Repeat the lines of the listing verbatim, from the line containing "cell-phone xyxy=(536,908,691,981)" through the line containing "cell-plate xyxy=(272,1054,398,1127)", inclusive of both.

## BEGIN Entries

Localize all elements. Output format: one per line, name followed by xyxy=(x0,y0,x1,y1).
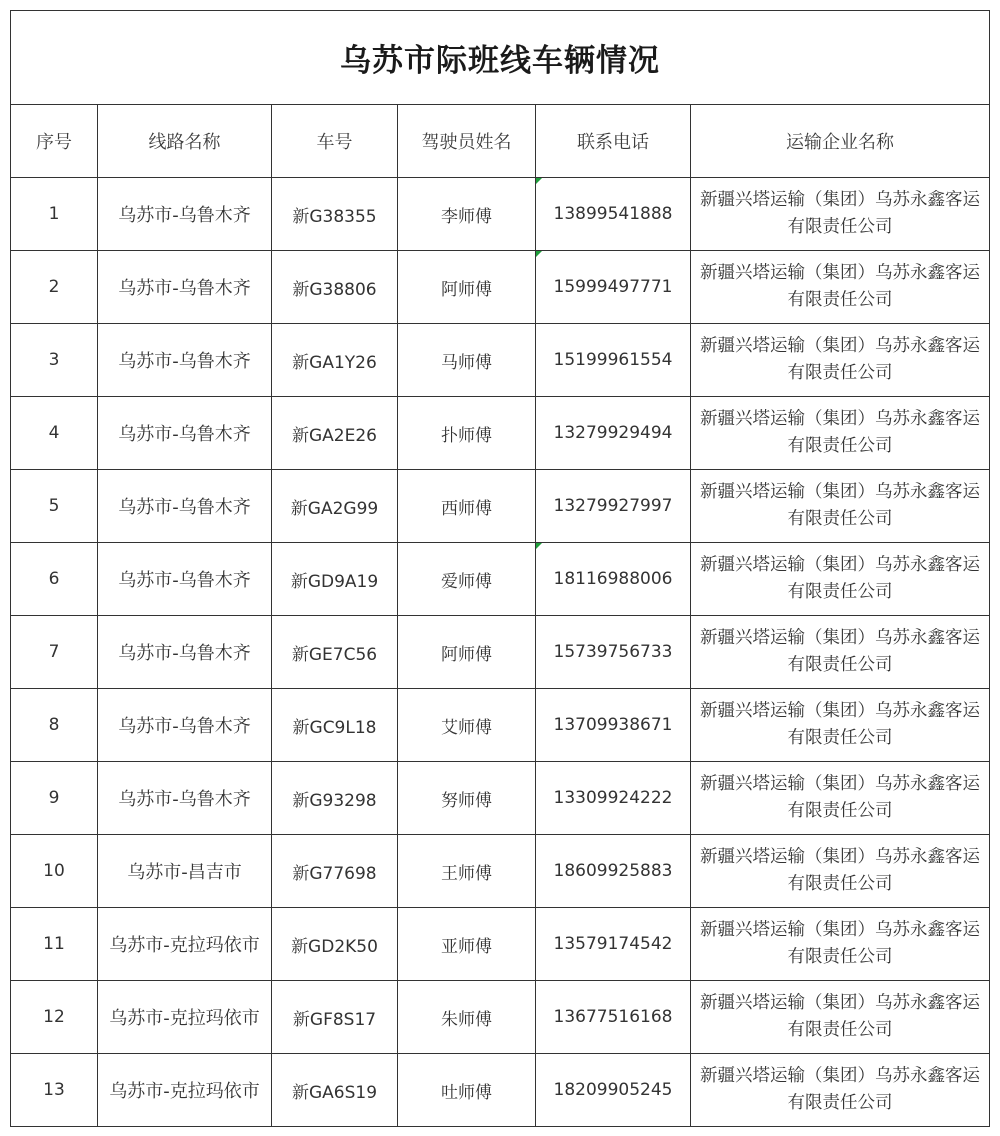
cell-phone xyxy=(536,908,691,981)
cell-no-text: 9 xyxy=(48,788,60,808)
cell-phone xyxy=(536,689,691,762)
cell-phone xyxy=(536,762,691,835)
cell-company xyxy=(691,543,990,616)
cell-no xyxy=(11,470,98,543)
cell-company-text: 新疆兴塔运输（集团）乌苏永鑫客运有限责任公司 xyxy=(700,555,980,602)
cell-comment-flag-icon xyxy=(536,178,542,184)
cell-route xyxy=(98,835,272,908)
cell-no-text: 3 xyxy=(48,350,60,370)
cell-plate-text: 新GA6S19 xyxy=(291,1082,378,1103)
cell-route-text: 乌苏市-乌鲁木齐 xyxy=(118,278,251,299)
cell-phone xyxy=(536,616,691,689)
column-header-company: 运输企业名称 xyxy=(691,105,990,178)
cell-driver xyxy=(398,178,536,251)
cell-company xyxy=(691,908,990,981)
cell-no-text: 7 xyxy=(48,642,60,662)
cell-route xyxy=(98,616,272,689)
cell-plate xyxy=(272,616,398,689)
table-row xyxy=(11,616,990,689)
cell-plate xyxy=(272,251,398,324)
cell-route-text: 乌苏市-昌吉市 xyxy=(127,862,242,883)
cell-driver-text: 吐师傅 xyxy=(441,1082,492,1103)
cell-plate xyxy=(272,835,398,908)
cell-company xyxy=(691,397,990,470)
cell-plate-text: 新G38806 xyxy=(292,279,377,300)
cell-driver xyxy=(398,835,536,908)
cell-no-text: 6 xyxy=(48,569,60,589)
cell-driver xyxy=(398,251,536,324)
cell-route xyxy=(98,251,272,324)
column-header-no: 序号 xyxy=(11,105,98,178)
cell-driver-text: 李师傅 xyxy=(441,206,492,227)
cell-driver-text: 阿师傅 xyxy=(441,644,492,665)
cell-company xyxy=(691,470,990,543)
vehicle-table xyxy=(10,10,990,1127)
cell-phone-text: 15739756733 xyxy=(553,642,673,662)
cell-no xyxy=(11,616,98,689)
cell-route xyxy=(98,543,272,616)
cell-driver xyxy=(398,470,536,543)
cell-plate-text: 新GD9A19 xyxy=(290,571,379,592)
cell-no xyxy=(11,762,98,835)
cell-plate xyxy=(272,1054,398,1127)
cell-route-text: 乌苏市-克拉玛依市 xyxy=(109,935,260,956)
cell-no xyxy=(11,543,98,616)
cell-driver xyxy=(398,981,536,1054)
cell-company-text: 新疆兴塔运输（集团）乌苏永鑫客运有限责任公司 xyxy=(700,482,980,529)
cell-route-text: 乌苏市-乌鲁木齐 xyxy=(118,205,251,226)
cell-route xyxy=(98,1054,272,1127)
cell-no xyxy=(11,397,98,470)
cell-route xyxy=(98,981,272,1054)
cell-no-text: 11 xyxy=(43,934,65,954)
cell-route-text: 乌苏市-乌鲁木齐 xyxy=(118,351,251,372)
cell-company xyxy=(691,835,990,908)
cell-no xyxy=(11,908,98,981)
cell-no xyxy=(11,835,98,908)
cell-phone-text: 13279927997 xyxy=(553,496,673,516)
cell-phone xyxy=(536,324,691,397)
cell-company-text: 新疆兴塔运输（集团）乌苏永鑫客运有限责任公司 xyxy=(700,1066,980,1113)
cell-route-text: 乌苏市-乌鲁木齐 xyxy=(118,643,251,664)
cell-no-text: 8 xyxy=(48,715,60,735)
cell-no-text: 4 xyxy=(48,423,60,443)
table-row xyxy=(11,397,990,470)
cell-phone-text: 18116988006 xyxy=(553,569,673,589)
cell-driver-text: 爱师傅 xyxy=(441,571,492,592)
column-header-plate: 车号 xyxy=(272,105,398,178)
cell-phone-text: 13279929494 xyxy=(553,423,673,443)
cell-phone-text: 15999497771 xyxy=(553,277,673,297)
cell-driver xyxy=(398,616,536,689)
cell-company-text: 新疆兴塔运输（集团）乌苏永鑫客运有限责任公司 xyxy=(700,774,980,821)
cell-phone xyxy=(536,178,691,251)
cell-comment-flag-icon xyxy=(536,251,542,257)
cell-phone-text: 15199961554 xyxy=(553,350,673,370)
cell-route-text: 乌苏市-乌鲁木齐 xyxy=(118,570,251,591)
cell-driver xyxy=(398,543,536,616)
cell-plate xyxy=(272,762,398,835)
cell-company-text: 新疆兴塔运输（集团）乌苏永鑫客运有限责任公司 xyxy=(700,409,980,456)
cell-route xyxy=(98,324,272,397)
cell-no-text: 10 xyxy=(43,861,65,881)
cell-route-text: 乌苏市-乌鲁木齐 xyxy=(118,424,251,445)
cell-driver-text: 艾师傅 xyxy=(441,717,492,738)
cell-plate-text: 新G77698 xyxy=(292,863,377,884)
cell-plate xyxy=(272,178,398,251)
cell-route-text: 乌苏市-乌鲁木齐 xyxy=(118,497,251,518)
cell-company xyxy=(691,251,990,324)
cell-phone xyxy=(536,251,691,324)
header-row xyxy=(11,105,990,178)
cell-plate xyxy=(272,324,398,397)
cell-route-text: 乌苏市-克拉玛依市 xyxy=(109,1008,260,1029)
cell-plate xyxy=(272,397,398,470)
column-header-driver: 驾驶员姓名 xyxy=(398,105,536,178)
cell-driver xyxy=(398,762,536,835)
table-row xyxy=(11,762,990,835)
cell-phone xyxy=(536,835,691,908)
cell-company-text: 新疆兴塔运输（集团）乌苏永鑫客运有限责任公司 xyxy=(700,847,980,894)
table-row xyxy=(11,981,990,1054)
cell-company-text: 新疆兴塔运输（集团）乌苏永鑫客运有限责任公司 xyxy=(700,336,980,383)
cell-driver-text: 阿师傅 xyxy=(441,279,492,300)
cell-route xyxy=(98,470,272,543)
cell-company xyxy=(691,762,990,835)
cell-driver xyxy=(398,397,536,470)
cell-driver-text: 西师傅 xyxy=(441,498,492,519)
table-row xyxy=(11,689,990,762)
cell-plate xyxy=(272,470,398,543)
cell-plate-text: 新GF8S17 xyxy=(292,1009,377,1030)
cell-plate-text: 新G38355 xyxy=(292,206,377,227)
cell-company xyxy=(691,981,990,1054)
cell-driver-text: 马师傅 xyxy=(441,352,492,373)
cell-company-text: 新疆兴塔运输（集团）乌苏永鑫客运有限责任公司 xyxy=(700,920,980,967)
cell-driver-text: 亚师傅 xyxy=(441,936,492,957)
cell-company-text: 新疆兴塔运输（集团）乌苏永鑫客运有限责任公司 xyxy=(700,628,980,675)
cell-route-text: 乌苏市-乌鲁木齐 xyxy=(118,789,251,810)
cell-driver-text: 王师傅 xyxy=(441,863,492,884)
cell-company xyxy=(691,616,990,689)
cell-plate-text: 新GE7C56 xyxy=(291,644,378,665)
cell-route xyxy=(98,762,272,835)
column-header-route: 线路名称 xyxy=(98,105,272,178)
cell-company xyxy=(691,324,990,397)
cell-plate-text: 新GA2G99 xyxy=(290,498,379,519)
page-title: 乌苏市际班线车辆情况 xyxy=(11,11,990,105)
cell-phone-text: 13309924222 xyxy=(553,788,673,808)
cell-comment-flag-icon xyxy=(536,543,542,549)
cell-route xyxy=(98,178,272,251)
table-row xyxy=(11,835,990,908)
cell-plate xyxy=(272,689,398,762)
cell-driver xyxy=(398,689,536,762)
cell-phone xyxy=(536,543,691,616)
cell-plate-text: 新GC9L18 xyxy=(292,717,377,738)
cell-phone-text: 13677516168 xyxy=(553,1007,673,1027)
cell-plate xyxy=(272,908,398,981)
cell-plate-text: 新GA2E26 xyxy=(292,425,377,446)
cell-no xyxy=(11,689,98,762)
cell-phone-text: 18209905245 xyxy=(553,1080,673,1100)
cell-no xyxy=(11,178,98,251)
cell-route xyxy=(98,908,272,981)
cell-company-text: 新疆兴塔运输（集团）乌苏永鑫客运有限责任公司 xyxy=(700,190,980,237)
table-row xyxy=(11,251,990,324)
cell-company-text: 新疆兴塔运输（集团）乌苏永鑫客运有限责任公司 xyxy=(700,263,980,310)
cell-company-text: 新疆兴塔运输（集团）乌苏永鑫客运有限责任公司 xyxy=(700,701,980,748)
column-header-phone: 联系电话 xyxy=(536,105,691,178)
table-row xyxy=(11,178,990,251)
cell-no-text: 5 xyxy=(48,496,60,516)
cell-driver-text: 扑师傅 xyxy=(441,425,492,446)
cell-driver xyxy=(398,908,536,981)
cell-no-text: 12 xyxy=(43,1007,65,1027)
table-row xyxy=(11,470,990,543)
cell-no xyxy=(11,324,98,397)
cell-plate-text: 新GA1Y26 xyxy=(292,352,377,373)
cell-company xyxy=(691,1054,990,1127)
cell-phone-text: 13709938671 xyxy=(553,715,673,735)
cell-route-text: 乌苏市-克拉玛依市 xyxy=(109,1081,260,1102)
cell-route xyxy=(98,689,272,762)
cell-driver xyxy=(398,1054,536,1127)
table-row xyxy=(11,324,990,397)
cell-phone xyxy=(536,981,691,1054)
title-row xyxy=(11,11,990,105)
cell-phone xyxy=(536,470,691,543)
cell-no xyxy=(11,1054,98,1127)
cell-plate-text: 新G93298 xyxy=(292,790,377,811)
cell-company-text: 新疆兴塔运输（集团）乌苏永鑫客运有限责任公司 xyxy=(700,993,980,1040)
cell-no-text: 13 xyxy=(43,1080,65,1100)
table-row xyxy=(11,543,990,616)
cell-no-text: 2 xyxy=(48,277,60,297)
cell-phone xyxy=(536,397,691,470)
cell-no xyxy=(11,251,98,324)
cell-plate-text: 新GD2K50 xyxy=(291,936,378,957)
cell-plate xyxy=(272,981,398,1054)
table-row xyxy=(11,908,990,981)
cell-company xyxy=(691,689,990,762)
cell-phone-text: 18609925883 xyxy=(553,861,673,881)
cell-phone-text: 13899541888 xyxy=(553,204,673,224)
cell-no xyxy=(11,981,98,1054)
cell-driver xyxy=(398,324,536,397)
cell-phone-text: 13579174542 xyxy=(553,934,673,954)
cell-phone xyxy=(536,1054,691,1127)
cell-driver-text: 朱师傅 xyxy=(441,1009,492,1030)
cell-company xyxy=(691,178,990,251)
cell-route-text: 乌苏市-乌鲁木齐 xyxy=(118,716,251,737)
cell-no-text: 1 xyxy=(48,204,60,224)
table-row xyxy=(11,1054,990,1127)
cell-driver-text: 努师傅 xyxy=(441,790,492,811)
cell-route xyxy=(98,397,272,470)
cell-plate xyxy=(272,543,398,616)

## END Entries

#### Task solution
cell-phone xyxy=(536,908,691,981)
cell-no-text: 9 xyxy=(48,788,60,808)
cell-phone xyxy=(536,689,691,762)
cell-phone xyxy=(536,762,691,835)
cell-company xyxy=(691,543,990,616)
cell-no xyxy=(11,470,98,543)
cell-company-text: 新疆兴塔运输（集团）乌苏永鑫客运有限责任公司 xyxy=(700,555,980,602)
cell-comment-flag-icon xyxy=(536,178,542,184)
cell-route xyxy=(98,835,272,908)
cell-no-text: 3 xyxy=(48,350,60,370)
cell-plate-text: 新GA6S19 xyxy=(291,1082,378,1103)
cell-route-text: 乌苏市-乌鲁木齐 xyxy=(118,278,251,299)
cell-phone xyxy=(536,616,691,689)
column-header-company: 运输企业名称 xyxy=(691,105,990,178)
cell-driver xyxy=(398,178,536,251)
cell-company xyxy=(691,908,990,981)
cell-no-text: 7 xyxy=(48,642,60,662)
cell-route xyxy=(98,616,272,689)
cell-plate xyxy=(272,616,398,689)
table-row xyxy=(11,616,990,689)
cell-plate xyxy=(272,251,398,324)
cell-route-text: 乌苏市-昌吉市 xyxy=(127,862,242,883)
cell-driver-text: 吐师傅 xyxy=(441,1082,492,1103)
cell-plate xyxy=(272,835,398,908)
cell-company xyxy=(691,397,990,470)
cell-plate-text: 新G38806 xyxy=(292,279,377,300)
cell-driver xyxy=(398,835,536,908)
cell-no-text: 6 xyxy=(48,569,60,589)
cell-driver xyxy=(398,251,536,324)
cell-route xyxy=(98,251,272,324)
column-header-no: 序号 xyxy=(11,105,98,178)
cell-driver-text: 李师傅 xyxy=(441,206,492,227)
cell-driver-text: 阿师傅 xyxy=(441,644,492,665)
cell-company xyxy=(691,470,990,543)
vehicle-table xyxy=(10,10,990,1127)
cell-phone-text: 15739756733 xyxy=(553,642,673,662)
cell-no xyxy=(11,616,98,689)
cell-route xyxy=(98,543,272,616)
cell-driver xyxy=(398,470,536,543)
cell-plate-text: 新GD9A19 xyxy=(290,571,379,592)
cell-no xyxy=(11,762,98,835)
cell-plate xyxy=(272,1054,398,1127)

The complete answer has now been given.